╭─ RECORDS SHOWN
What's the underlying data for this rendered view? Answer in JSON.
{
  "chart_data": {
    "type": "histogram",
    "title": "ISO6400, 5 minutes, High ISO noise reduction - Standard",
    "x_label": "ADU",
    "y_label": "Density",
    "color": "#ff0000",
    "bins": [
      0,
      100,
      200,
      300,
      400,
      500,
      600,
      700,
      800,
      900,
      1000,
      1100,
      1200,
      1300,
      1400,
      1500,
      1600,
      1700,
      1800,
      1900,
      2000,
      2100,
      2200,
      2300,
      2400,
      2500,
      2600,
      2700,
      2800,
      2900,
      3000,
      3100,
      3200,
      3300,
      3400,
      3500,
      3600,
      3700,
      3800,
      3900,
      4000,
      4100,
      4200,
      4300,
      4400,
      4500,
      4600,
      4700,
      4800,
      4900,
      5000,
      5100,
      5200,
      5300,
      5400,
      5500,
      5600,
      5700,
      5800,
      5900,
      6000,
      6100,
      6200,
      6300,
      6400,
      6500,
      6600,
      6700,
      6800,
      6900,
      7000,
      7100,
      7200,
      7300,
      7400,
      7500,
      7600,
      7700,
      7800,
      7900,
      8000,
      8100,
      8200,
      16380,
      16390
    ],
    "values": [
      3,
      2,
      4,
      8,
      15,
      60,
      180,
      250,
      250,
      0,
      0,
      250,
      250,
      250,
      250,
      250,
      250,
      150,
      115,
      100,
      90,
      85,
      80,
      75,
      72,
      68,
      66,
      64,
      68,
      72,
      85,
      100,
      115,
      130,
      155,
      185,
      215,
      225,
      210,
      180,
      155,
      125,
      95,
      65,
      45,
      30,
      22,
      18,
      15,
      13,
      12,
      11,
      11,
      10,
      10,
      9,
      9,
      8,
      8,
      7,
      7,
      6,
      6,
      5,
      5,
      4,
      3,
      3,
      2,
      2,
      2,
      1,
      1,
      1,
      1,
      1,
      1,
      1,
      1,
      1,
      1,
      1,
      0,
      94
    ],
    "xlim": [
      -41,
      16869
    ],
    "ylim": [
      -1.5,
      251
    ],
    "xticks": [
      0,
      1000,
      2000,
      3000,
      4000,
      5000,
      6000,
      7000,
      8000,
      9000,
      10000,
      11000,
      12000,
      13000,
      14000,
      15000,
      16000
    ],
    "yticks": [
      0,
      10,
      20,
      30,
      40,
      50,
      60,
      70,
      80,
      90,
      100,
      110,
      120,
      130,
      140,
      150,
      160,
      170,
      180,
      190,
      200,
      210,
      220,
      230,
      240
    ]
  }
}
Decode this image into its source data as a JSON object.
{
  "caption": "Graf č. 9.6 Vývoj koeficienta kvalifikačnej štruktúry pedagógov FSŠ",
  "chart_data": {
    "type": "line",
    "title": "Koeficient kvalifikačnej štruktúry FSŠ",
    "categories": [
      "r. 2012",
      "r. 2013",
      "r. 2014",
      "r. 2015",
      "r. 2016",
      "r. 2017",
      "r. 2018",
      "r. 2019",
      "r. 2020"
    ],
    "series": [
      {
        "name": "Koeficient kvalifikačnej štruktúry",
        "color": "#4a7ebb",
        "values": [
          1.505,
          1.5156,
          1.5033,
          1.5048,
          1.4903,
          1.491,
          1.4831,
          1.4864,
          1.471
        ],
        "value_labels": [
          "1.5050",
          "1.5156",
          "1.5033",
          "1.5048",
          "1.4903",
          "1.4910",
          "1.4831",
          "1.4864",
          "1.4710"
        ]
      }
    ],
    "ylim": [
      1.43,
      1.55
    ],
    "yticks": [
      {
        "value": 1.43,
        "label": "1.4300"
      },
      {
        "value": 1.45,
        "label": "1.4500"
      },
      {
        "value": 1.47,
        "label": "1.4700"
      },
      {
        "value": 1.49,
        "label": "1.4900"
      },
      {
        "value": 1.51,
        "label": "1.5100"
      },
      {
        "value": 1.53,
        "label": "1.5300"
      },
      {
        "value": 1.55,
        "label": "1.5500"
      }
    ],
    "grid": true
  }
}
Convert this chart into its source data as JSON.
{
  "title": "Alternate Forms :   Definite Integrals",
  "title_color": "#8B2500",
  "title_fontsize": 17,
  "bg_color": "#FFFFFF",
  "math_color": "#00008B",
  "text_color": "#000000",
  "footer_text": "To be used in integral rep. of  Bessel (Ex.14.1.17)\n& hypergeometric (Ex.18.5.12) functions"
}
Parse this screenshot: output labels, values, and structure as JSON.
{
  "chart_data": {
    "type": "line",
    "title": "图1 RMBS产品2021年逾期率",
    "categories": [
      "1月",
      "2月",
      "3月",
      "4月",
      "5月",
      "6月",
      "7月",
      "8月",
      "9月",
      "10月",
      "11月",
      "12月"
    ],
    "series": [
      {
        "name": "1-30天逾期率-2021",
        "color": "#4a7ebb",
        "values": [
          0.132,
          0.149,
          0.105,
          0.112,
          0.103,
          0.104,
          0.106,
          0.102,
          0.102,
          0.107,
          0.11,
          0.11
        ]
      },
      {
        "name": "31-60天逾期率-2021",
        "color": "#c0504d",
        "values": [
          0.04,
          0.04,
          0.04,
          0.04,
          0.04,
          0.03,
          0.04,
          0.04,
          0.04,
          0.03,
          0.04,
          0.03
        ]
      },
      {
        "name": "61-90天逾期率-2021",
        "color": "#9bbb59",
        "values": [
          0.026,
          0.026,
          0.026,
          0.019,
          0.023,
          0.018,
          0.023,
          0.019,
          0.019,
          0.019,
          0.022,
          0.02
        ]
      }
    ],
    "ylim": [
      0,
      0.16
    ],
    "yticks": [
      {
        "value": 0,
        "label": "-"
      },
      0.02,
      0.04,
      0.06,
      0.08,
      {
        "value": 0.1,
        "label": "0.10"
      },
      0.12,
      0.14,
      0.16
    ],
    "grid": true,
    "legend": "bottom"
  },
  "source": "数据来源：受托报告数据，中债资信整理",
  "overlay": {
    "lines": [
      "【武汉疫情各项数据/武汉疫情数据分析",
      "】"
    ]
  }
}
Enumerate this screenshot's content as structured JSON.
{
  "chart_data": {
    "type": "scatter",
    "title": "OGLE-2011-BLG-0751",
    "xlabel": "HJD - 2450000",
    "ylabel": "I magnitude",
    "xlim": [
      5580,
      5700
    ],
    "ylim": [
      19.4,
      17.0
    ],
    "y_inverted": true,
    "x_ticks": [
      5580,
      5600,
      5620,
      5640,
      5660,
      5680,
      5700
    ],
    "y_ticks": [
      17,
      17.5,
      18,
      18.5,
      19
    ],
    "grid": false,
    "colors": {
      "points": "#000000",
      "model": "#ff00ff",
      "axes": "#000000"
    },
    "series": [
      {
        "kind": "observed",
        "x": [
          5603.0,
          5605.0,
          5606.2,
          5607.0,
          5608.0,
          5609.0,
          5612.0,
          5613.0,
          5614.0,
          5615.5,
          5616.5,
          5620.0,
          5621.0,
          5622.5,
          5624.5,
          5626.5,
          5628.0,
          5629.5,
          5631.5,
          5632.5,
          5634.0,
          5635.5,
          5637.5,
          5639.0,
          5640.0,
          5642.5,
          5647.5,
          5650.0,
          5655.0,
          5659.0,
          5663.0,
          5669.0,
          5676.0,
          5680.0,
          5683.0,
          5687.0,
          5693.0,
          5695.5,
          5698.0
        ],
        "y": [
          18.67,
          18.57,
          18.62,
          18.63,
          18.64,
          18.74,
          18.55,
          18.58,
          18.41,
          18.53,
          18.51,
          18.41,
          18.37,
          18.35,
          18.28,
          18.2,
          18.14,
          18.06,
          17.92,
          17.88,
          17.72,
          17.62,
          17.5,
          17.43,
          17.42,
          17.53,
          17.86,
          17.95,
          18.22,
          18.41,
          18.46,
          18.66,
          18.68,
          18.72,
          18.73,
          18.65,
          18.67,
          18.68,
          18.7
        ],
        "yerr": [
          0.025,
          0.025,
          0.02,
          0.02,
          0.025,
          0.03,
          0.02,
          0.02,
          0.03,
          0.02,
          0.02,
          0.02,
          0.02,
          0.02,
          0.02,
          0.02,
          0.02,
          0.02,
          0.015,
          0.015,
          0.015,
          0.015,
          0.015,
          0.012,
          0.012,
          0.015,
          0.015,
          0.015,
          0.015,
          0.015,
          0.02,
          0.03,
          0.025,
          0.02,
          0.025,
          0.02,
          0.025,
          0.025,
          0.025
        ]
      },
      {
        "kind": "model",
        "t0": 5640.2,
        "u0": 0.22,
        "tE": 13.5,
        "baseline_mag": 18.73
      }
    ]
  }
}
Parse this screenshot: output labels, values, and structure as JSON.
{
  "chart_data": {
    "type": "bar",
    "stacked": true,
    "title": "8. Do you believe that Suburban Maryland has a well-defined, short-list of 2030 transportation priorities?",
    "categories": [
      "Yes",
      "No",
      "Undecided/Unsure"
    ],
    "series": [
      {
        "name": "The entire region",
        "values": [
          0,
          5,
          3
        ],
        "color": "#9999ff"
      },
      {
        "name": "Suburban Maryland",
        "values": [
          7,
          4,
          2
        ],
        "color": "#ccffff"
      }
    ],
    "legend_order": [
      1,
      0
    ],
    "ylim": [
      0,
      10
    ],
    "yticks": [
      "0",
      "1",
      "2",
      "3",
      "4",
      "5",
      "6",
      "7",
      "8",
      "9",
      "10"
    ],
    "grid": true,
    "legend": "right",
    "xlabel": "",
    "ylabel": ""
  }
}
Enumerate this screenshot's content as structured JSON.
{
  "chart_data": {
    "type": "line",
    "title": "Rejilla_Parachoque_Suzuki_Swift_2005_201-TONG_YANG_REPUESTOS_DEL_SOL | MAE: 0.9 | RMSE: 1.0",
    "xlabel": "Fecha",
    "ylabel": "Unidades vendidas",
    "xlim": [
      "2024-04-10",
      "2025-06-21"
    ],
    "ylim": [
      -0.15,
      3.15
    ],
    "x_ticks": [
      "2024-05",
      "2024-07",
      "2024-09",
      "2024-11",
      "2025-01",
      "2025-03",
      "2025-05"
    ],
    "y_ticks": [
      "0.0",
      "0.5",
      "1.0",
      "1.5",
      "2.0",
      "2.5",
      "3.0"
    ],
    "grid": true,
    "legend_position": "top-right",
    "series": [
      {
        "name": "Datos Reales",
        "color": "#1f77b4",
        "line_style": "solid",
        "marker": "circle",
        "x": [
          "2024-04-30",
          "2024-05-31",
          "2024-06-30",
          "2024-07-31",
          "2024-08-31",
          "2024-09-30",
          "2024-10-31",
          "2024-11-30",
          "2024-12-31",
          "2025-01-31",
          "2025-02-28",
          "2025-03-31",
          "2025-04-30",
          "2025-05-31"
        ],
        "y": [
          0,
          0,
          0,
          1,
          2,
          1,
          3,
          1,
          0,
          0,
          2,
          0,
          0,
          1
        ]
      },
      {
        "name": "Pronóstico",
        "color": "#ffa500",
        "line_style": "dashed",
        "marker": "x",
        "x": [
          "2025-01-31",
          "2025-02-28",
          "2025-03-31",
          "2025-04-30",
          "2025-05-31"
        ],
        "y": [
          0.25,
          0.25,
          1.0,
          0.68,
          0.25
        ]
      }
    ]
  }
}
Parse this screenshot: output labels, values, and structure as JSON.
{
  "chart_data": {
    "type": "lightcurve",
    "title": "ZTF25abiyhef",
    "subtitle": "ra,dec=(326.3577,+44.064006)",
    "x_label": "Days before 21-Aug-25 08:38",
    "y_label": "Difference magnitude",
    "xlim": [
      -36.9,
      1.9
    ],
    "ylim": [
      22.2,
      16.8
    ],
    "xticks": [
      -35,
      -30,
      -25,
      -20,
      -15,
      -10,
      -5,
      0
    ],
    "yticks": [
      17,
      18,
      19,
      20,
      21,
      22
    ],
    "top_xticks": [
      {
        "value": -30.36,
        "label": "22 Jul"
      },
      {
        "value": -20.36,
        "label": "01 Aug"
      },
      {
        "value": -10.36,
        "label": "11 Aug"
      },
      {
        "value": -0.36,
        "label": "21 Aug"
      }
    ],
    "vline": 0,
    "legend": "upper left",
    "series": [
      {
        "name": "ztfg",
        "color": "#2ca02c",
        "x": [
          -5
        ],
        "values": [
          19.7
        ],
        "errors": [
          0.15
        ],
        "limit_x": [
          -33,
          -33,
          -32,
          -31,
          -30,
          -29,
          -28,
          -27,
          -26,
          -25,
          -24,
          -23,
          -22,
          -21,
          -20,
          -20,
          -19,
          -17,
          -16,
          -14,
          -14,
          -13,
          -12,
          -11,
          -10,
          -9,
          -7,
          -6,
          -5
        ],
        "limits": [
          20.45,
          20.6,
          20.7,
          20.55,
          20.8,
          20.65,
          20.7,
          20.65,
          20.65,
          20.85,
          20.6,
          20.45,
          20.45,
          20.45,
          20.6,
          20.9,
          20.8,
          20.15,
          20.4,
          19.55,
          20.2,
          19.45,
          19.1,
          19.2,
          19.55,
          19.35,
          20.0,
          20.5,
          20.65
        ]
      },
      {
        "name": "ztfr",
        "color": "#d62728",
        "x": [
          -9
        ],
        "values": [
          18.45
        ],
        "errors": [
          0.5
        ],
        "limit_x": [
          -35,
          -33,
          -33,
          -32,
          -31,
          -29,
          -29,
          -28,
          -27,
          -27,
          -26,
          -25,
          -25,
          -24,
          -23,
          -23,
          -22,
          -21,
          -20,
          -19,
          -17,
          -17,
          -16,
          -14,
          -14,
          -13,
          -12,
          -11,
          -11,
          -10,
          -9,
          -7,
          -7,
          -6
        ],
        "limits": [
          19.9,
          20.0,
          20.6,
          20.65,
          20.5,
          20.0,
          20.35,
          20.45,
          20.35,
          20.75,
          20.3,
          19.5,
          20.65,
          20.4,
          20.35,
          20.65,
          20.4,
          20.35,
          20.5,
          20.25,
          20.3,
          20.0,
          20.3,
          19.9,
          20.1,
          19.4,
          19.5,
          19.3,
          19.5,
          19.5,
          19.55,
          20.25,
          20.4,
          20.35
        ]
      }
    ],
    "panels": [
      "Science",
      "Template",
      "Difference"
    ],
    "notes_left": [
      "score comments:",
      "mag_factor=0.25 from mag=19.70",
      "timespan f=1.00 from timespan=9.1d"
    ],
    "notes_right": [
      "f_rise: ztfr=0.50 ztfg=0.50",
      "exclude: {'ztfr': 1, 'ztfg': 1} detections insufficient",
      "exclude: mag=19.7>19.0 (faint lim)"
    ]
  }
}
╰─
**EXERCISE GOAL**
Pull out every line containing "from".

**FINISHED ANSWER**
      "mag_factor=0.25 from mag=19.70",
      "timespan f=1.00 from timespan=9.1d"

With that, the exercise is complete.